>>>>

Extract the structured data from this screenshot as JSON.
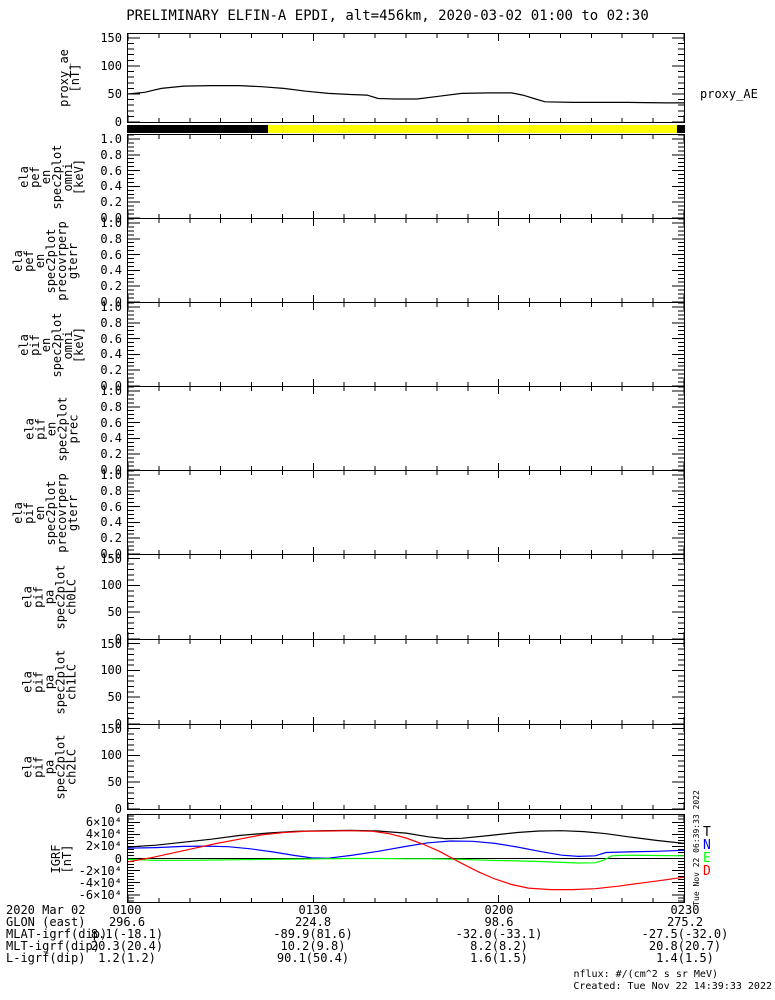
{
  "title": "PRELIMINARY ELFIN-A EPDI, alt=456km, 2020-03-02 01:00 to 02:30",
  "right_labels": {
    "proxy_ae": "proxy_AE"
  },
  "watermark_vertical": "Tue Nov 22 06:39:33 2022",
  "footer": {
    "nflux": "nflux: #/(cm^2 s sr MeV)",
    "created": "Created: Tue Nov 22 14:39:33 2022"
  },
  "igrf_legend": [
    {
      "label": "T",
      "color": "#000000"
    },
    {
      "label": "N",
      "color": "#0000ff"
    },
    {
      "label": "E",
      "color": "#00ff00"
    },
    {
      "label": "D",
      "color": "#ff0000"
    }
  ],
  "bottom_axis": {
    "rows": [
      {
        "label": "2020 Mar 02",
        "values": [
          "0100",
          "0130",
          "0200",
          "0230"
        ]
      },
      {
        "label": "GLON (east)",
        "values": [
          "296.6",
          "224.8",
          "98.6",
          "275.2"
        ]
      },
      {
        "label": "MLAT-igrf(dip)",
        "values": [
          "8.1(-18.1)",
          "-89.9(81.6)",
          "-32.0(-33.1)",
          "-27.5(-32.0)"
        ]
      },
      {
        "label": "MLT-igrf(dip)",
        "values": [
          "20.3(20.4)",
          "10.2(9.8)",
          "8.2(8.2)",
          "20.8(20.7)"
        ]
      },
      {
        "label": "L-igrf(dip)",
        "values": [
          "1.2(1.2)",
          "90.1(50.4)",
          "1.6(1.5)",
          "1.4(1.5)"
        ]
      }
    ]
  },
  "chart_data": [
    {
      "type": "line",
      "name": "proxy_ae",
      "label_lines": [
        "proxy_ae",
        "[nT]"
      ],
      "ylim": [
        0,
        157
      ],
      "yminor": 10,
      "yticks": [
        [
          0,
          "0"
        ],
        [
          50,
          "50"
        ],
        [
          100,
          "100"
        ],
        [
          150,
          "150"
        ]
      ],
      "series": [
        {
          "name": "proxy_AE",
          "color": "#000000",
          "points": [
            [
              0,
              50
            ],
            [
              0.03,
              53
            ],
            [
              0.06,
              60
            ],
            [
              0.1,
              64
            ],
            [
              0.15,
              65
            ],
            [
              0.2,
              65
            ],
            [
              0.24,
              63
            ],
            [
              0.28,
              60
            ],
            [
              0.32,
              55
            ],
            [
              0.36,
              51
            ],
            [
              0.4,
              49
            ],
            [
              0.43,
              48
            ],
            [
              0.45,
              42
            ],
            [
              0.48,
              41
            ],
            [
              0.52,
              41
            ],
            [
              0.56,
              46
            ],
            [
              0.6,
              51
            ],
            [
              0.65,
              52
            ],
            [
              0.69,
              52
            ],
            [
              0.71,
              48
            ],
            [
              0.73,
              42
            ],
            [
              0.75,
              36
            ],
            [
              0.8,
              35
            ],
            [
              0.9,
              35
            ],
            [
              0.97,
              34
            ],
            [
              1,
              34
            ]
          ]
        }
      ]
    },
    {
      "type": "bar",
      "name": "fast-segment-bar",
      "segments": [
        {
          "color": "#000000",
          "from": 0.0,
          "to": 0.252
        },
        {
          "color": "#ffff00",
          "from": 0.252,
          "to": 0.985
        },
        {
          "color": "#000000",
          "from": 0.985,
          "to": 1.0
        }
      ]
    },
    {
      "type": "spec",
      "name": "ela_pef_en_spec2plot_omni",
      "label_lines": [
        "ela",
        "pef",
        "en",
        "spec2plot",
        "omni",
        "[keV]"
      ],
      "ylim": [
        0,
        1.05
      ],
      "yminor": 0.05,
      "yticks": [
        [
          0,
          "0.0"
        ],
        [
          0.2,
          "0.2"
        ],
        [
          0.4,
          "0.4"
        ],
        [
          0.6,
          "0.6"
        ],
        [
          0.8,
          "0.8"
        ],
        [
          1,
          "1.0"
        ]
      ],
      "series": []
    },
    {
      "type": "spec",
      "name": "ela_pef_spec2plot_precovrperp_gterr",
      "label_lines": [
        "ela",
        "pef",
        "en",
        "spec2plot",
        "precovrperp",
        "gterr"
      ],
      "ylim": [
        0,
        1.05
      ],
      "yminor": 0.05,
      "yticks": [
        [
          0,
          "0.0"
        ],
        [
          0.2,
          "0.2"
        ],
        [
          0.4,
          "0.4"
        ],
        [
          0.6,
          "0.6"
        ],
        [
          0.8,
          "0.8"
        ],
        [
          1,
          "1.0"
        ]
      ],
      "series": []
    },
    {
      "type": "spec",
      "name": "ela_pif_en_spec2plot_omni",
      "label_lines": [
        "ela",
        "pif",
        "en",
        "spec2plot",
        "omni",
        "[keV]"
      ],
      "ylim": [
        0,
        1.05
      ],
      "yminor": 0.05,
      "yticks": [
        [
          0,
          "0.0"
        ],
        [
          0.2,
          "0.2"
        ],
        [
          0.4,
          "0.4"
        ],
        [
          0.6,
          "0.6"
        ],
        [
          0.8,
          "0.8"
        ],
        [
          1,
          "1.0"
        ]
      ],
      "series": []
    },
    {
      "type": "spec",
      "name": "ela_pif_en_spec2plot_prec",
      "label_lines": [
        "ela",
        "pif",
        "en",
        "spec2plot",
        "prec"
      ],
      "ylim": [
        0,
        1.05
      ],
      "yminor": 0.05,
      "yticks": [
        [
          0,
          "0.0"
        ],
        [
          0.2,
          "0.2"
        ],
        [
          0.4,
          "0.4"
        ],
        [
          0.6,
          "0.6"
        ],
        [
          0.8,
          "0.8"
        ],
        [
          1,
          "1.0"
        ]
      ],
      "series": []
    },
    {
      "type": "spec",
      "name": "ela_pif_spec2plot_precovrperp_gterr",
      "label_lines": [
        "ela",
        "pif",
        "en",
        "spec2plot",
        "precovrperp",
        "gterr"
      ],
      "ylim": [
        0,
        1.05
      ],
      "yminor": 0.05,
      "yticks": [
        [
          0,
          "0.0"
        ],
        [
          0.2,
          "0.2"
        ],
        [
          0.4,
          "0.4"
        ],
        [
          0.6,
          "0.6"
        ],
        [
          0.8,
          "0.8"
        ],
        [
          1,
          "1.0"
        ]
      ],
      "series": []
    },
    {
      "type": "spec",
      "name": "ela_pif_pa_spec2plot_ch0LC",
      "label_lines": [
        "ela",
        "pif",
        "pa",
        "spec2plot",
        "ch0LC"
      ],
      "ylim": [
        0,
        157
      ],
      "yminor": 10,
      "yticks": [
        [
          0,
          "0"
        ],
        [
          50,
          "50"
        ],
        [
          100,
          "100"
        ],
        [
          150,
          "150"
        ]
      ],
      "series": []
    },
    {
      "type": "spec",
      "name": "ela_pif_pa_spec2plot_ch1LC",
      "label_lines": [
        "ela",
        "pif",
        "pa",
        "spec2plot",
        "ch1LC"
      ],
      "ylim": [
        0,
        157
      ],
      "yminor": 10,
      "yticks": [
        [
          0,
          "0"
        ],
        [
          50,
          "50"
        ],
        [
          100,
          "100"
        ],
        [
          150,
          "150"
        ]
      ],
      "series": []
    },
    {
      "type": "spec",
      "name": "ela_pif_pa_spec2plot_ch2LC",
      "label_lines": [
        "ela",
        "pif",
        "pa",
        "spec2plot",
        "ch2LC"
      ],
      "ylim": [
        0,
        157
      ],
      "yminor": 10,
      "yticks": [
        [
          0,
          "0"
        ],
        [
          50,
          "50"
        ],
        [
          100,
          "100"
        ],
        [
          150,
          "150"
        ]
      ],
      "series": []
    },
    {
      "type": "line",
      "name": "igrf",
      "label_lines": [
        "IGRF",
        "[nT]"
      ],
      "unit_note": "y values in units of 10^4 nT",
      "xticks": [
        "0100",
        "0130",
        "0200",
        "0230"
      ],
      "ylim": [
        -7.2,
        7.2
      ],
      "yminor": 0.5,
      "zero_line": true,
      "yticks": [
        [
          6,
          "6×10⁴"
        ],
        [
          4,
          "4×10⁴"
        ],
        [
          2,
          "2×10⁴"
        ],
        [
          0,
          "0"
        ],
        [
          -2,
          "-2×10⁴"
        ],
        [
          -4,
          "-4×10⁴"
        ],
        [
          -6,
          "-6×10⁴"
        ]
      ],
      "series": [
        {
          "name": "T",
          "color": "#000000",
          "points": [
            [
              0,
              1.9
            ],
            [
              0.05,
              2.2
            ],
            [
              0.1,
              2.7
            ],
            [
              0.15,
              3.2
            ],
            [
              0.2,
              3.8
            ],
            [
              0.25,
              4.2
            ],
            [
              0.3,
              4.5
            ],
            [
              0.35,
              4.6
            ],
            [
              0.4,
              4.65
            ],
            [
              0.45,
              4.55
            ],
            [
              0.5,
              4.2
            ],
            [
              0.54,
              3.6
            ],
            [
              0.57,
              3.3
            ],
            [
              0.6,
              3.35
            ],
            [
              0.65,
              3.8
            ],
            [
              0.7,
              4.3
            ],
            [
              0.74,
              4.55
            ],
            [
              0.78,
              4.6
            ],
            [
              0.82,
              4.45
            ],
            [
              0.86,
              4.1
            ],
            [
              0.9,
              3.6
            ],
            [
              0.95,
              3.0
            ],
            [
              1,
              2.5
            ]
          ]
        },
        {
          "name": "N",
          "color": "#0000ff",
          "points": [
            [
              0,
              1.7
            ],
            [
              0.05,
              1.8
            ],
            [
              0.1,
              2.0
            ],
            [
              0.14,
              2.05
            ],
            [
              0.18,
              1.95
            ],
            [
              0.22,
              1.6
            ],
            [
              0.26,
              1.1
            ],
            [
              0.3,
              0.5
            ],
            [
              0.33,
              0.1
            ],
            [
              0.36,
              0.05
            ],
            [
              0.4,
              0.5
            ],
            [
              0.45,
              1.2
            ],
            [
              0.5,
              2.0
            ],
            [
              0.54,
              2.6
            ],
            [
              0.58,
              2.9
            ],
            [
              0.62,
              2.85
            ],
            [
              0.66,
              2.5
            ],
            [
              0.7,
              1.9
            ],
            [
              0.74,
              1.2
            ],
            [
              0.78,
              0.55
            ],
            [
              0.81,
              0.35
            ],
            [
              0.84,
              0.45
            ],
            [
              0.86,
              1.0
            ],
            [
              0.9,
              1.1
            ],
            [
              0.95,
              1.2
            ],
            [
              1,
              1.35
            ]
          ]
        },
        {
          "name": "E",
          "color": "#00ff00",
          "points": [
            [
              0,
              -0.15
            ],
            [
              0.05,
              -0.3
            ],
            [
              0.1,
              -0.3
            ],
            [
              0.15,
              -0.25
            ],
            [
              0.2,
              -0.2
            ],
            [
              0.25,
              -0.15
            ],
            [
              0.3,
              -0.1
            ],
            [
              0.35,
              -0.05
            ],
            [
              0.4,
              0
            ],
            [
              0.45,
              0
            ],
            [
              0.5,
              -0.05
            ],
            [
              0.55,
              -0.05
            ],
            [
              0.6,
              -0.15
            ],
            [
              0.65,
              -0.3
            ],
            [
              0.7,
              -0.4
            ],
            [
              0.74,
              -0.5
            ],
            [
              0.78,
              -0.65
            ],
            [
              0.81,
              -0.75
            ],
            [
              0.84,
              -0.72
            ],
            [
              0.855,
              -0.3
            ],
            [
              0.87,
              0.45
            ],
            [
              0.9,
              0.55
            ],
            [
              0.95,
              0.5
            ],
            [
              1,
              0.45
            ]
          ]
        },
        {
          "name": "D",
          "color": "#ff0000",
          "points": [
            [
              0,
              -0.55
            ],
            [
              0.04,
              0.1
            ],
            [
              0.08,
              0.9
            ],
            [
              0.12,
              1.7
            ],
            [
              0.16,
              2.5
            ],
            [
              0.2,
              3.2
            ],
            [
              0.24,
              3.9
            ],
            [
              0.28,
              4.3
            ],
            [
              0.32,
              4.5
            ],
            [
              0.36,
              4.55
            ],
            [
              0.4,
              4.6
            ],
            [
              0.44,
              4.5
            ],
            [
              0.47,
              4.1
            ],
            [
              0.5,
              3.4
            ],
            [
              0.53,
              2.4
            ],
            [
              0.56,
              1.2
            ],
            [
              0.58,
              0.2
            ],
            [
              0.6,
              -0.8
            ],
            [
              0.63,
              -2.2
            ],
            [
              0.66,
              -3.4
            ],
            [
              0.69,
              -4.3
            ],
            [
              0.72,
              -4.9
            ],
            [
              0.76,
              -5.15
            ],
            [
              0.8,
              -5.15
            ],
            [
              0.84,
              -5.0
            ],
            [
              0.88,
              -4.6
            ],
            [
              0.92,
              -4.1
            ],
            [
              0.96,
              -3.6
            ],
            [
              1,
              -3.1
            ]
          ]
        }
      ]
    }
  ]
}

<<<<

Pick out the lines that contain "color" and copy them.

§ **Response below**:
      "color": "#000000"
      "color": "#0000ff"
      "color": "#00ff00"
      "color": "#ff0000"
          "color": "#000000",
          "color": "#000000",
          "color": "#ffff00",
          "color": "#000000",
          "color": "#000000",
          "color": "#0000ff",
          "color": "#00ff00",
          "color": "#ff0000",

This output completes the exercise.